Stored data
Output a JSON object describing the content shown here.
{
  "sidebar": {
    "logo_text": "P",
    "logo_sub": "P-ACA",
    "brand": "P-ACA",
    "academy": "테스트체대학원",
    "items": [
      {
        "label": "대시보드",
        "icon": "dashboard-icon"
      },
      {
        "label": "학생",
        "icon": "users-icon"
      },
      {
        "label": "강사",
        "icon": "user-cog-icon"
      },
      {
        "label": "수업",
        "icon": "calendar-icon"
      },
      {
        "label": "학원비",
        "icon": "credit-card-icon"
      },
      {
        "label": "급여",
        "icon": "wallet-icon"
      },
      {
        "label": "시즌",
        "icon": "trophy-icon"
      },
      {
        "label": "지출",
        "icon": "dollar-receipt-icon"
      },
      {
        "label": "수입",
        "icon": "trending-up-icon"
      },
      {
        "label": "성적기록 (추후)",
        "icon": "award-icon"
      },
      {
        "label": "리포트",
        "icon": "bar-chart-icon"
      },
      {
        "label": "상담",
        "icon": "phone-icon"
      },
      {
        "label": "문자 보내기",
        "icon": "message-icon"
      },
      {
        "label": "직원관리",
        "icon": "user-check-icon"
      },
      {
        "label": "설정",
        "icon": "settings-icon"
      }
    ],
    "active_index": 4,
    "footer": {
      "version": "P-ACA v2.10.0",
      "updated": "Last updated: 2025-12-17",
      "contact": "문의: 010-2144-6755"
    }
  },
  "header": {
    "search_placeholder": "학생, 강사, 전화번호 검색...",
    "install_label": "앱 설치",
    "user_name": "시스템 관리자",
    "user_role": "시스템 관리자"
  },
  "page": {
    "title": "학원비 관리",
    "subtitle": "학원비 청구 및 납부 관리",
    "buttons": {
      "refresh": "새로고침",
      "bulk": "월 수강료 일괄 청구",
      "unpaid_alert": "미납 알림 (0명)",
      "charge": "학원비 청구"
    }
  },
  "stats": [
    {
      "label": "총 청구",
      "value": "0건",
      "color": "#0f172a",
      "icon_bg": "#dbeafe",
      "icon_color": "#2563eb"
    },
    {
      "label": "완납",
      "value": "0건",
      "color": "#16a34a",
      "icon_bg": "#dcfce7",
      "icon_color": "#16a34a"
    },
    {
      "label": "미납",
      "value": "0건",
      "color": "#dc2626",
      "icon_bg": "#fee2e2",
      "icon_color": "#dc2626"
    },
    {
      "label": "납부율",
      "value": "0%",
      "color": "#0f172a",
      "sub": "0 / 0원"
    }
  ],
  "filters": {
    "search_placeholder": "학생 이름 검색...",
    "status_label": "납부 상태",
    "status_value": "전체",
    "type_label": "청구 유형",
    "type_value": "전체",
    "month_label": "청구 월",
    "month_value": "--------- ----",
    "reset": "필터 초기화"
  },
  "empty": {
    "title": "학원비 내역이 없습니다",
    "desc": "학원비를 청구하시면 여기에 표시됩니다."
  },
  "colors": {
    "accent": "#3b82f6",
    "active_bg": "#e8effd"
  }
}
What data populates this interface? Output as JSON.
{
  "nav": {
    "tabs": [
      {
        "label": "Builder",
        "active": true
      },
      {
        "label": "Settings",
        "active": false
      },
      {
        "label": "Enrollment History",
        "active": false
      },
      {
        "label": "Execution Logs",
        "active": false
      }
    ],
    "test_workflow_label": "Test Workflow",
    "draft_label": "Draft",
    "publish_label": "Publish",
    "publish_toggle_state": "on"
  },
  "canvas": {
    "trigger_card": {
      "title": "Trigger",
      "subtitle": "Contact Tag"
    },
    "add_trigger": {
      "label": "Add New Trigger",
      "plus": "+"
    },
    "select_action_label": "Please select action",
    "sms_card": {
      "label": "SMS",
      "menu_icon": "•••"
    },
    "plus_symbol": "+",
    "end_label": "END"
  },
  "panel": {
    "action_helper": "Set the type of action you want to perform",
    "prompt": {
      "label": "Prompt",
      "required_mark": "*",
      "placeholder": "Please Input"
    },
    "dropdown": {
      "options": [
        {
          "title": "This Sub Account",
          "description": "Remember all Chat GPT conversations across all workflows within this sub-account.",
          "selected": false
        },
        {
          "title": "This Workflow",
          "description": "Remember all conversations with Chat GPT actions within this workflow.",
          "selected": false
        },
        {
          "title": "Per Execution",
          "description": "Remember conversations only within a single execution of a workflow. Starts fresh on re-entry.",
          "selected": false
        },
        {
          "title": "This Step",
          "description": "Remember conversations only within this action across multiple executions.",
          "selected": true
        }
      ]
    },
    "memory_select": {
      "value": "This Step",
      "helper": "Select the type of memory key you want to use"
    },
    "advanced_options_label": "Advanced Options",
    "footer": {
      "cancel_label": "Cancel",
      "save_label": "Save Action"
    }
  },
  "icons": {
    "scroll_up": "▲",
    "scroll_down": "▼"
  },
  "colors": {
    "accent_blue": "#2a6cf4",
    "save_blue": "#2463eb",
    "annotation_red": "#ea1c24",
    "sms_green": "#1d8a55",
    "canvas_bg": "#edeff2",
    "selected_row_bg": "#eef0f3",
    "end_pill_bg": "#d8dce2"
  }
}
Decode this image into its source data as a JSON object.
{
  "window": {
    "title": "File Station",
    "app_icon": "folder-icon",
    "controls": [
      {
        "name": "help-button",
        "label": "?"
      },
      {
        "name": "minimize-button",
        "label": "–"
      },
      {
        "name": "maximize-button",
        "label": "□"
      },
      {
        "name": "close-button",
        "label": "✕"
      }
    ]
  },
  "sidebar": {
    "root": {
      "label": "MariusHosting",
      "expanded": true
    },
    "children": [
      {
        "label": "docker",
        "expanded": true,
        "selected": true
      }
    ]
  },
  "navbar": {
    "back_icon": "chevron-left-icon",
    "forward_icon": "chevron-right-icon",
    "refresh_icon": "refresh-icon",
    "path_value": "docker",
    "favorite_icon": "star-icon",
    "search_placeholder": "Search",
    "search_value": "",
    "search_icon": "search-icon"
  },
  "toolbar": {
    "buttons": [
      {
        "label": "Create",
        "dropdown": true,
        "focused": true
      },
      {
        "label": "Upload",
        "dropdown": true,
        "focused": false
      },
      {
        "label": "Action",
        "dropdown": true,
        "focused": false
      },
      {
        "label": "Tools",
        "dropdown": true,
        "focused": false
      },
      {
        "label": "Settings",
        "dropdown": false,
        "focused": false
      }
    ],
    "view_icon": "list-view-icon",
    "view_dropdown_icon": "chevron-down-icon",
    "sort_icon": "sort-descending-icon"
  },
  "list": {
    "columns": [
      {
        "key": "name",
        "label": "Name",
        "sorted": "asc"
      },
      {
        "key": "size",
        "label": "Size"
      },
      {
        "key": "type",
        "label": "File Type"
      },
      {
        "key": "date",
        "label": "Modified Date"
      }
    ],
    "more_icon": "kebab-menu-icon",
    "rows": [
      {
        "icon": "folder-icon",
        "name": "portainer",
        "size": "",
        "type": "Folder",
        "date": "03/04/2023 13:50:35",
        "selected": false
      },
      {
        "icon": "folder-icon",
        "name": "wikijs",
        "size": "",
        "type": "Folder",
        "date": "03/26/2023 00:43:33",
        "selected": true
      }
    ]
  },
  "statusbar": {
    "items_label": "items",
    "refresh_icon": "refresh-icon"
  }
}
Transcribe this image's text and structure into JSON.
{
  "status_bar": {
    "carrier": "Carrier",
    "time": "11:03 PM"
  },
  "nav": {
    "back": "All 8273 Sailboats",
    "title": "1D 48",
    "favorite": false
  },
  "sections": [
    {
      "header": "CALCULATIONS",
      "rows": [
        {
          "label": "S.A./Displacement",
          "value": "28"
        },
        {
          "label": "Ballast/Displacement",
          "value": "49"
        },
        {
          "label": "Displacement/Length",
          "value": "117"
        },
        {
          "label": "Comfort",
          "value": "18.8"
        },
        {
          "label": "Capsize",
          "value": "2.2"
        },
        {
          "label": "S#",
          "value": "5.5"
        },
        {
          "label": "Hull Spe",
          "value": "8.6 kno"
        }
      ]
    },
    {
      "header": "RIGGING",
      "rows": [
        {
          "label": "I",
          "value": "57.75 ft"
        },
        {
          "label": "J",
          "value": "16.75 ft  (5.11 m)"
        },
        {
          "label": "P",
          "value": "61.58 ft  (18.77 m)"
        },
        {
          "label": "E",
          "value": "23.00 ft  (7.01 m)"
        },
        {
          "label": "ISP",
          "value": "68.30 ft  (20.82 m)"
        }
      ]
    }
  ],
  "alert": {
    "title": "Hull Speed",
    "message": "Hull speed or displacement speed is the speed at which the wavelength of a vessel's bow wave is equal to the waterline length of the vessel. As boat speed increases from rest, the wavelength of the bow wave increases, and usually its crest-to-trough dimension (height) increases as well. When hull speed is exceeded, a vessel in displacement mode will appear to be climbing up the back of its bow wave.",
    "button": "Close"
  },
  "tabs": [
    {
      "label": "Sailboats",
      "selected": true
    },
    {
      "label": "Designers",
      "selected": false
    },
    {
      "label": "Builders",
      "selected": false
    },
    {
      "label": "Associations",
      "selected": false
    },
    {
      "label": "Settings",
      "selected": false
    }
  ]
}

### WORK REQUIRED
Which lines contain the word "header"? Copy each one.

### WRITTEN ANSWER
  "header": {
      "header": "CALCULATIONS",
      "header": "RIGGING",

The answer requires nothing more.